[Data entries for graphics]
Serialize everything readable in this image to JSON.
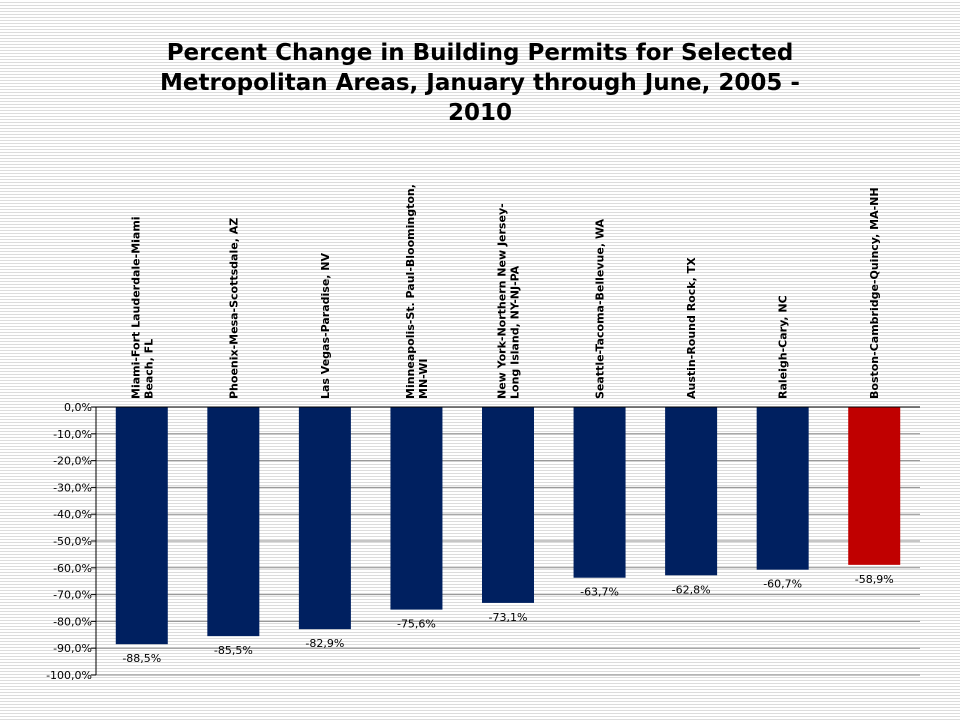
{
  "chart_data": {
    "type": "bar",
    "title": "Percent Change in Building Permits for Selected Metropolitan Areas, January through June, 2005 - 2010",
    "categories": [
      [
        "Miami-Fort Lauderdale-Miami",
        "Beach, FL"
      ],
      [
        "Phoenix-Mesa-Scottsdale, AZ"
      ],
      [
        "Las Vegas-Paradise, NV"
      ],
      [
        "Minneapolis-St. Paul-Bloomington,",
        "MN-WI"
      ],
      [
        "New York-Northern New Jersey-",
        "Long Island, NY-NJ-PA"
      ],
      [
        "Seattle-Tacoma-Bellevue, WA"
      ],
      [
        "Austin-Round Rock, TX"
      ],
      [
        "Raleigh-Cary, NC"
      ],
      [
        "Boston-Cambridge-Quincy, MA-NH"
      ]
    ],
    "values": [
      -88.5,
      -85.5,
      -82.9,
      -75.6,
      -73.1,
      -63.7,
      -62.8,
      -60.7,
      -58.9
    ],
    "data_labels": [
      "-88,5%",
      "-85,5%",
      "-82,9%",
      "-75,6%",
      "-73,1%",
      "-63,7%",
      "-62,8%",
      "-60,7%",
      "-58,9%"
    ],
    "ylim": [
      -100,
      0
    ],
    "y_ticks": [
      0,
      -10,
      -20,
      -30,
      -40,
      -50,
      -60,
      -70,
      -80,
      -90,
      -100
    ],
    "y_tick_labels": [
      "0,0%",
      "-10,0%",
      "-20,0%",
      "-30,0%",
      "-40,0%",
      "-50,0%",
      "-60,0%",
      "-70,0%",
      "-80,0%",
      "-90,0%",
      "-100,0%"
    ],
    "grid": true,
    "xlabel": "",
    "ylabel": "",
    "colors": {
      "default_bar": "#002060",
      "highlight_bar": "#c00000",
      "grid": "#8c8c8c"
    },
    "highlight_index": 8
  }
}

-- AIM --
Print every record above exactly as written, leaving out the pictures.

-- EXERCISE OUTPUT --
Serialize everything readable in this image to JSON.
{
  "chart_data": {
    "type": "bar",
    "title": "Percent Change in Building Permits for Selected Metropolitan Areas, January through June, 2005 - 2010",
    "categories": [
      [
        "Miami-Fort Lauderdale-Miami",
        "Beach, FL"
      ],
      [
        "Phoenix-Mesa-Scottsdale, AZ"
      ],
      [
        "Las Vegas-Paradise, NV"
      ],
      [
        "Minneapolis-St. Paul-Bloomington,",
        "MN-WI"
      ],
      [
        "New York-Northern New Jersey-",
        "Long Island, NY-NJ-PA"
      ],
      [
        "Seattle-Tacoma-Bellevue, WA"
      ],
      [
        "Austin-Round Rock, TX"
      ],
      [
        "Raleigh-Cary, NC"
      ],
      [
        "Boston-Cambridge-Quincy, MA-NH"
      ]
    ],
    "values": [
      -88.5,
      -85.5,
      -82.9,
      -75.6,
      -73.1,
      -63.7,
      -62.8,
      -60.7,
      -58.9
    ],
    "data_labels": [
      "-88,5%",
      "-85,5%",
      "-82,9%",
      "-75,6%",
      "-73,1%",
      "-63,7%",
      "-62,8%",
      "-60,7%",
      "-58,9%"
    ],
    "ylim": [
      -100,
      0
    ],
    "y_ticks": [
      0,
      -10,
      -20,
      -30,
      -40,
      -50,
      -60,
      -70,
      -80,
      -90,
      -100
    ],
    "y_tick_labels": [
      "0,0%",
      "-10,0%",
      "-20,0%",
      "-30,0%",
      "-40,0%",
      "-50,0%",
      "-60,0%",
      "-70,0%",
      "-80,0%",
      "-90,0%",
      "-100,0%"
    ],
    "grid": true,
    "xlabel": "",
    "ylabel": "",
    "colors": {
      "default_bar": "#002060",
      "highlight_bar": "#c00000",
      "grid": "#8c8c8c"
    },
    "highlight_index": 8
  }
}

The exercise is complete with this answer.